(Extracted data entries)
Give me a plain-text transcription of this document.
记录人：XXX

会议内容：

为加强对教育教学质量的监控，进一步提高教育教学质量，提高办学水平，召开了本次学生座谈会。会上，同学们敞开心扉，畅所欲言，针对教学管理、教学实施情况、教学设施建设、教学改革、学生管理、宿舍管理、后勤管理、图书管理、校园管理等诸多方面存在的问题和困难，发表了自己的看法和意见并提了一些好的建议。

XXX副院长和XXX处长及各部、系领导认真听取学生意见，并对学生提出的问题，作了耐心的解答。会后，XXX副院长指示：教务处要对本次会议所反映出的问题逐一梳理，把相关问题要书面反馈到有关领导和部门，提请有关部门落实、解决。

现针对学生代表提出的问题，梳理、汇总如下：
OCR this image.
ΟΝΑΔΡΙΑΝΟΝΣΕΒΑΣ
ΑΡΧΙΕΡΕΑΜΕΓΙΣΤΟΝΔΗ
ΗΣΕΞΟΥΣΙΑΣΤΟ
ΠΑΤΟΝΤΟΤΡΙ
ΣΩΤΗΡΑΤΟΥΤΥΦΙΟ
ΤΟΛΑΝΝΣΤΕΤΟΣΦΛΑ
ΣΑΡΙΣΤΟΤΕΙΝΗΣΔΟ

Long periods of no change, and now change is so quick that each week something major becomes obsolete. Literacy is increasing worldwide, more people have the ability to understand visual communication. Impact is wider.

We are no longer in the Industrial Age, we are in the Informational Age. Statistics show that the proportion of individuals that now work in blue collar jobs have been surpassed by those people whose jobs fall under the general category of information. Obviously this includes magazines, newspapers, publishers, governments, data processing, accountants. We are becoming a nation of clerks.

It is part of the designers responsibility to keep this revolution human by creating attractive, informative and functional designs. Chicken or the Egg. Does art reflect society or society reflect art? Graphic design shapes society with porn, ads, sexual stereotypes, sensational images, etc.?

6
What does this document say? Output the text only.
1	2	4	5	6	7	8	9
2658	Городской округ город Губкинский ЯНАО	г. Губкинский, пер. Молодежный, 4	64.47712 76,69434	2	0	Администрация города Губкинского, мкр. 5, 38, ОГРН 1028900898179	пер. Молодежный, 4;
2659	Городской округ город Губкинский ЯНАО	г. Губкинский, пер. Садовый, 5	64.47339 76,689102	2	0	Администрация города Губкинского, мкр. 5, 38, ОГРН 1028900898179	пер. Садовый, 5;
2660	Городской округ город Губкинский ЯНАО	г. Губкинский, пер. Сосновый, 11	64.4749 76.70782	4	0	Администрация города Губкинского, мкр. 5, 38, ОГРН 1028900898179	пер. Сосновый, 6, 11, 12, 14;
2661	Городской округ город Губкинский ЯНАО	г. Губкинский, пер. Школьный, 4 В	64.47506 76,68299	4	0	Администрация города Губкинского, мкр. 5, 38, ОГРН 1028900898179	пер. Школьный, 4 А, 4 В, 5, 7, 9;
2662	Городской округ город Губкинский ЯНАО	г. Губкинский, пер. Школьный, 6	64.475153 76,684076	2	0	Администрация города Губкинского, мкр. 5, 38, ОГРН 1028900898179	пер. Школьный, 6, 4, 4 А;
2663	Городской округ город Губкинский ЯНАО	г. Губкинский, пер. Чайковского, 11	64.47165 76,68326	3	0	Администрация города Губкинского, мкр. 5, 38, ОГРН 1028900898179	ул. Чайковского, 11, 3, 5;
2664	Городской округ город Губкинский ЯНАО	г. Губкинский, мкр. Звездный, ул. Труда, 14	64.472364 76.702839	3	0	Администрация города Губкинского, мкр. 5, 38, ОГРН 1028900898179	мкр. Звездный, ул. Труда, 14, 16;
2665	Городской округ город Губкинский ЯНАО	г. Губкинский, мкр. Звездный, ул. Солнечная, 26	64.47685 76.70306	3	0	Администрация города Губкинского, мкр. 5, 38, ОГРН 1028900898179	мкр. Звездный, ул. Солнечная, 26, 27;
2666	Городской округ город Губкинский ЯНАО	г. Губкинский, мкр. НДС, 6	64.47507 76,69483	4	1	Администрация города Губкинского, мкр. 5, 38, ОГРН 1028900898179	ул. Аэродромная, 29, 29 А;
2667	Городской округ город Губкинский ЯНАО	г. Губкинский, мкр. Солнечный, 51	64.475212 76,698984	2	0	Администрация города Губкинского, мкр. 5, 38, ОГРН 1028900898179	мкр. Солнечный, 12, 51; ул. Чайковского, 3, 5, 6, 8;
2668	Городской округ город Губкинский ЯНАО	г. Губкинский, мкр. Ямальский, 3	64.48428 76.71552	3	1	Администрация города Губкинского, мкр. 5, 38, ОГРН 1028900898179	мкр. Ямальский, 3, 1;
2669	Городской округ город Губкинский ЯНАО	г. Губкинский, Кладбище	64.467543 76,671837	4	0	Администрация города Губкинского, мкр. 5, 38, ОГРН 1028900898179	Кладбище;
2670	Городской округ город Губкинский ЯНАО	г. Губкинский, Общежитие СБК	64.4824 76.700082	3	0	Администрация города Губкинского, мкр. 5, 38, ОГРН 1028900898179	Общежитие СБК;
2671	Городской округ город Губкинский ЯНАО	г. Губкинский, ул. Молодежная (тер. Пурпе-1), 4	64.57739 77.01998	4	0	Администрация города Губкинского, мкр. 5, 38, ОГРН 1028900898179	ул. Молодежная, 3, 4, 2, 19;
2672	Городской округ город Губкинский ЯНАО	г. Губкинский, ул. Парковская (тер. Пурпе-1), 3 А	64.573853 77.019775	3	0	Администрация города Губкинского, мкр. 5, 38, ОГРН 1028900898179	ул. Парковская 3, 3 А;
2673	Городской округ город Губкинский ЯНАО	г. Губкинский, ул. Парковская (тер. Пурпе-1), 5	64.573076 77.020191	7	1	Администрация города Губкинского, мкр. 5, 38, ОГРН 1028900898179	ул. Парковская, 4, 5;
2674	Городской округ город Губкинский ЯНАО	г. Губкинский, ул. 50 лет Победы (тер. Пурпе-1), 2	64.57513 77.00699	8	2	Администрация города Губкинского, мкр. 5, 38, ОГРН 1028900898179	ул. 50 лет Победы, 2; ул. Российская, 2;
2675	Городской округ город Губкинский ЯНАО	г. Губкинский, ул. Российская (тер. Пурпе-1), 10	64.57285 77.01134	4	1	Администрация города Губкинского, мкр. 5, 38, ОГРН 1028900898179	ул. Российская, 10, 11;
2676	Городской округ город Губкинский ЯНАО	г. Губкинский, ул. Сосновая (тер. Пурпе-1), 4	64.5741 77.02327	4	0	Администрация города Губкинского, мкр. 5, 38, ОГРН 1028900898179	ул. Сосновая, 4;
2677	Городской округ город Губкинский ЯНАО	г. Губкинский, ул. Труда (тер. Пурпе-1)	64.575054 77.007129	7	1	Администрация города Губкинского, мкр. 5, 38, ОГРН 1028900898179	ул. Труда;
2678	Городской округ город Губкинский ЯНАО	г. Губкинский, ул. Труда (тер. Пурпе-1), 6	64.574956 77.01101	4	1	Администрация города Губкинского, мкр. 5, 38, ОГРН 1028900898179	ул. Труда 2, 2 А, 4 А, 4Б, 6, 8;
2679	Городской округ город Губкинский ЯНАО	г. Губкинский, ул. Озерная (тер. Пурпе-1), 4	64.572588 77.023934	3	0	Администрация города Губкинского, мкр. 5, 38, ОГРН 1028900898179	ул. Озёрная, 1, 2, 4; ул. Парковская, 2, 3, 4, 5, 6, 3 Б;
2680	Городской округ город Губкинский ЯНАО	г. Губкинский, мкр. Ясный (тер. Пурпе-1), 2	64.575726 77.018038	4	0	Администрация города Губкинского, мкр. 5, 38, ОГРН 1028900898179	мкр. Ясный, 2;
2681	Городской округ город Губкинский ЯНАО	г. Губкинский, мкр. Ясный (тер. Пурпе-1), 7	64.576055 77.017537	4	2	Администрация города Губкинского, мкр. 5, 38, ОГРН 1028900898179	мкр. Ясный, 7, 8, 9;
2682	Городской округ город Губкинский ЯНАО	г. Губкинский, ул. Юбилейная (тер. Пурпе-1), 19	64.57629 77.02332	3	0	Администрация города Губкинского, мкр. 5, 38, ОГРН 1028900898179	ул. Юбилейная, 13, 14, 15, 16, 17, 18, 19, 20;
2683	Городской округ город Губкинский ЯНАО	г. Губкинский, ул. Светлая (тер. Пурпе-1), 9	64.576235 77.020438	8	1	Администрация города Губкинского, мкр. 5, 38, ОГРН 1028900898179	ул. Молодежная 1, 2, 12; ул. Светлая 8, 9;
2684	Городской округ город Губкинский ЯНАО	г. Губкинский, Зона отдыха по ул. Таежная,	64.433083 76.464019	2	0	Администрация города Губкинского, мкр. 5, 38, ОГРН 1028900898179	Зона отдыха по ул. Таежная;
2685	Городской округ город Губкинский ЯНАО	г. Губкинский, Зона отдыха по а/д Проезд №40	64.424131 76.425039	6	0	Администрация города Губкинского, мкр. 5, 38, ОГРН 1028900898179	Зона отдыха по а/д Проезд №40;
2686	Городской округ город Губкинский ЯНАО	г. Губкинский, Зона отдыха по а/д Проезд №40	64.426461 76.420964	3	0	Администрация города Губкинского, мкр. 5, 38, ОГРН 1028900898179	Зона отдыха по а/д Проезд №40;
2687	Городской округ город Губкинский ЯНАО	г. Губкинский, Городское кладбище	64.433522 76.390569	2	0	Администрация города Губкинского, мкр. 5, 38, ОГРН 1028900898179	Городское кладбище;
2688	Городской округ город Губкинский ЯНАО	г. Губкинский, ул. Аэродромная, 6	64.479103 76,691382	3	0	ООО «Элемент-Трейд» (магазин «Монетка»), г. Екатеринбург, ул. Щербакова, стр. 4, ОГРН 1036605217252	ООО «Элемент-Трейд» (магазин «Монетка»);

Objective :: How many lines in the records above contain the word "Труда"? Reply with the number alone.

Task response :: 3